Please report every line from the material that contains the word "research".

RECORD EXTRACTS:
§
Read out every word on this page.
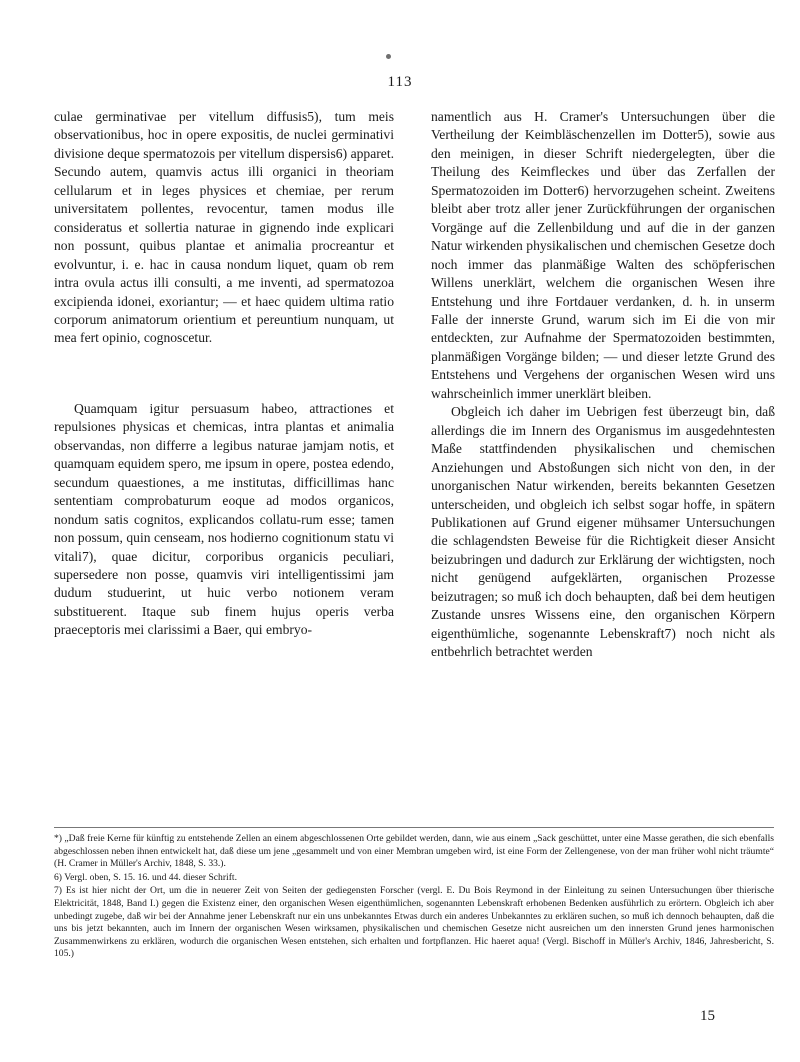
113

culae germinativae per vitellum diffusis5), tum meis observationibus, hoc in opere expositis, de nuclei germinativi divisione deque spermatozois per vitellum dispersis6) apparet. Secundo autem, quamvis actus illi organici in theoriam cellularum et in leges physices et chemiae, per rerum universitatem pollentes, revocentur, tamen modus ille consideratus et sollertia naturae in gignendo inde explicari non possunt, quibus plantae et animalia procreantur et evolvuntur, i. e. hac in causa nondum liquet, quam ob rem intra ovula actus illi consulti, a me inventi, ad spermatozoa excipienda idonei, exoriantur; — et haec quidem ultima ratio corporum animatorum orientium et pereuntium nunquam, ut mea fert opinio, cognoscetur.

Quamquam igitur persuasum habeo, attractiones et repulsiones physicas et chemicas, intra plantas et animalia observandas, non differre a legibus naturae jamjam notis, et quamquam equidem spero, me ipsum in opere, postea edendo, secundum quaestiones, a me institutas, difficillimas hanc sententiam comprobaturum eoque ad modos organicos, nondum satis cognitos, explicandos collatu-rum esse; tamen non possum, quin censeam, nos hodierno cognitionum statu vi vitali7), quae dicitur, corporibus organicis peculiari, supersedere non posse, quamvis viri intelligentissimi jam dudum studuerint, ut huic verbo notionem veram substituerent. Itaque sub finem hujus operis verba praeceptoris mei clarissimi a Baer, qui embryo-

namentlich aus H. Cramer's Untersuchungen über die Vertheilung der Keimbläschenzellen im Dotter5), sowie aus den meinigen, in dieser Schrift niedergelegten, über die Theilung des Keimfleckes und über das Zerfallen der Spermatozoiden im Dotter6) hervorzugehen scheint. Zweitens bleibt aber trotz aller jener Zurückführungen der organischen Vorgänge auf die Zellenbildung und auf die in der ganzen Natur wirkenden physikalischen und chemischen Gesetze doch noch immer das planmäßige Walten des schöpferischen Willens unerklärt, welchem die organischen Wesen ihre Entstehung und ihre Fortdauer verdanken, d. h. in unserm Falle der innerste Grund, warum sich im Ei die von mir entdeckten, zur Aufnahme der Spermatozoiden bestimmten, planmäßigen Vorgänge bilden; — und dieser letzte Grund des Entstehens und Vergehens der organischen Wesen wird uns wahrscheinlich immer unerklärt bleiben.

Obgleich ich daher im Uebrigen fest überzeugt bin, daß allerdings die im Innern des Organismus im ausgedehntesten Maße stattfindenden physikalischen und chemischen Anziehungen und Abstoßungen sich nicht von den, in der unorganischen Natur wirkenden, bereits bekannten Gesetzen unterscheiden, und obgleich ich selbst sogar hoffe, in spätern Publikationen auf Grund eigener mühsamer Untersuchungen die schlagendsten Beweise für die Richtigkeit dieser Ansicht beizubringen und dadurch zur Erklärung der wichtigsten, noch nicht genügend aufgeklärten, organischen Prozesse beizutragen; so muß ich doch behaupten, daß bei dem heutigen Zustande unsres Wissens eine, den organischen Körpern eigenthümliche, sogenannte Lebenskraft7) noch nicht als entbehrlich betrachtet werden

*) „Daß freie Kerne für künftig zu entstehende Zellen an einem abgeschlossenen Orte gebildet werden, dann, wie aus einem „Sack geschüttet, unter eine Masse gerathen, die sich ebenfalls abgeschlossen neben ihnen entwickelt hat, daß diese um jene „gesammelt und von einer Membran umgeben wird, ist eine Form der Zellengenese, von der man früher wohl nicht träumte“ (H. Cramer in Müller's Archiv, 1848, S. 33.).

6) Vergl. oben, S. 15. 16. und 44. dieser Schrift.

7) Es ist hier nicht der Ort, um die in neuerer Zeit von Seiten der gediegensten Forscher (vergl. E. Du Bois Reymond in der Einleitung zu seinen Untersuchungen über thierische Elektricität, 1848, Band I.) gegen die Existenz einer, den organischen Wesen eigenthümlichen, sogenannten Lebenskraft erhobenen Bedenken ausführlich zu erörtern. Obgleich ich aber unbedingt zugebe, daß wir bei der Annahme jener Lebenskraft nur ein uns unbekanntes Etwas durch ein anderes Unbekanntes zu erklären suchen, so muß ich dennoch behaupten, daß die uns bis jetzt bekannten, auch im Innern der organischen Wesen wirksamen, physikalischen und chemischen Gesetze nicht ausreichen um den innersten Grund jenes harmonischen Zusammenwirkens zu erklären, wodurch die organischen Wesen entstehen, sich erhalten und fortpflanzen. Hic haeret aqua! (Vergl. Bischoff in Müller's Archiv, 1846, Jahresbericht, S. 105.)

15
§
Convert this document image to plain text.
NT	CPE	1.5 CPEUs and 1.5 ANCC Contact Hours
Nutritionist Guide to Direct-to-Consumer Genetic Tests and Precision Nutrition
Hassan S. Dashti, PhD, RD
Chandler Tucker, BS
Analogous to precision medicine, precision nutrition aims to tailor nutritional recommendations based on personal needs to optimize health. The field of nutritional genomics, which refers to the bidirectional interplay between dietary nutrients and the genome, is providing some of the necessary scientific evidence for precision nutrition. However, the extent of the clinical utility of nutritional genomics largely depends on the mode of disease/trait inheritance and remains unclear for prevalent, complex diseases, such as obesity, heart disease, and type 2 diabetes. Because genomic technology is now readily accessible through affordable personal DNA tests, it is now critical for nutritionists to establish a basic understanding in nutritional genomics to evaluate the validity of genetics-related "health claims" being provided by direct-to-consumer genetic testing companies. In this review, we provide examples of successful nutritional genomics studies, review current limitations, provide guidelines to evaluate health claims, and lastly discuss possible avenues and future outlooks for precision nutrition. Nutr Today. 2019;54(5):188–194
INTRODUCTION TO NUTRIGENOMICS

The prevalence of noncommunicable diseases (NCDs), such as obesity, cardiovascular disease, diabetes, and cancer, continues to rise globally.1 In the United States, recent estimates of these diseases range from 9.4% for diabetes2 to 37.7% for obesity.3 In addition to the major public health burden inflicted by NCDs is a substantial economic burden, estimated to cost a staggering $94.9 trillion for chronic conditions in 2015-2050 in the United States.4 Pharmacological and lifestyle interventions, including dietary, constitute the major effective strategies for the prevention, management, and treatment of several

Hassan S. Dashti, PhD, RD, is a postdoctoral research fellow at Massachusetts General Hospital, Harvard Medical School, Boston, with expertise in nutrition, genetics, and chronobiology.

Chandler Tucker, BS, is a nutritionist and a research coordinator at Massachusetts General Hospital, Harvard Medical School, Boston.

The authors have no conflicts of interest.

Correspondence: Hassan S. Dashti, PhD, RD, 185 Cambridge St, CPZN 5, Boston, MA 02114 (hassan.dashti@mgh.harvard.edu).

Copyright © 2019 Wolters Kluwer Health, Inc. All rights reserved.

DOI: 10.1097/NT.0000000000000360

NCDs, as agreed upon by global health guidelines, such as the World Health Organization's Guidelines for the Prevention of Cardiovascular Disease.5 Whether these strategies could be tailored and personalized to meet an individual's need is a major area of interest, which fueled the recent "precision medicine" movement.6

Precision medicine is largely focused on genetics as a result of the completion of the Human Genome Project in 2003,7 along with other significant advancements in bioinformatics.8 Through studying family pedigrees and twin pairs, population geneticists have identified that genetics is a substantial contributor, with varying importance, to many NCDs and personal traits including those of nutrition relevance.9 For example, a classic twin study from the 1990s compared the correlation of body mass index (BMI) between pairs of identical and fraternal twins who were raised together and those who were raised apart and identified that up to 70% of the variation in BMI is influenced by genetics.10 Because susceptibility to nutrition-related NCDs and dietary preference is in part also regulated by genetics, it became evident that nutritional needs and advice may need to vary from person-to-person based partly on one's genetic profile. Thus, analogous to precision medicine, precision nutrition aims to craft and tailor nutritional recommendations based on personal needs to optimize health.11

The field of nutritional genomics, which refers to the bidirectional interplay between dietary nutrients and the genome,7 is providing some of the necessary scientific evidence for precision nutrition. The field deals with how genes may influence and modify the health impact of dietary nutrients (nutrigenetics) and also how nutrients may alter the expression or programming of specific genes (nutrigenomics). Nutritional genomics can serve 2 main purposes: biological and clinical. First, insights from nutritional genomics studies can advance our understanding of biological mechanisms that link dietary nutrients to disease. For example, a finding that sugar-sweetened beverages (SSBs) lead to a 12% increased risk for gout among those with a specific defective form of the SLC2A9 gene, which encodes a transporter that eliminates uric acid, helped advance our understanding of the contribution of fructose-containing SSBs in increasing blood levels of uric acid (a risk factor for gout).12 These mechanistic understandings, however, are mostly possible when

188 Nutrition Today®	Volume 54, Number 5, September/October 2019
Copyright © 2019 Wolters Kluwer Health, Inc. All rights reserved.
§
EXERCISE SOLUTION:
Hassan S. Dashti, PhD, RD, is a postdoctoral research fellow at Massachusetts General Hospital, Harvard Medical School, Boston, with expertise in nutrition, genetics, and chronobiology.
Chandler Tucker, BS, is a nutritionist and a research coordinator at Massachusetts General Hospital, Harvard Medical School, Boston.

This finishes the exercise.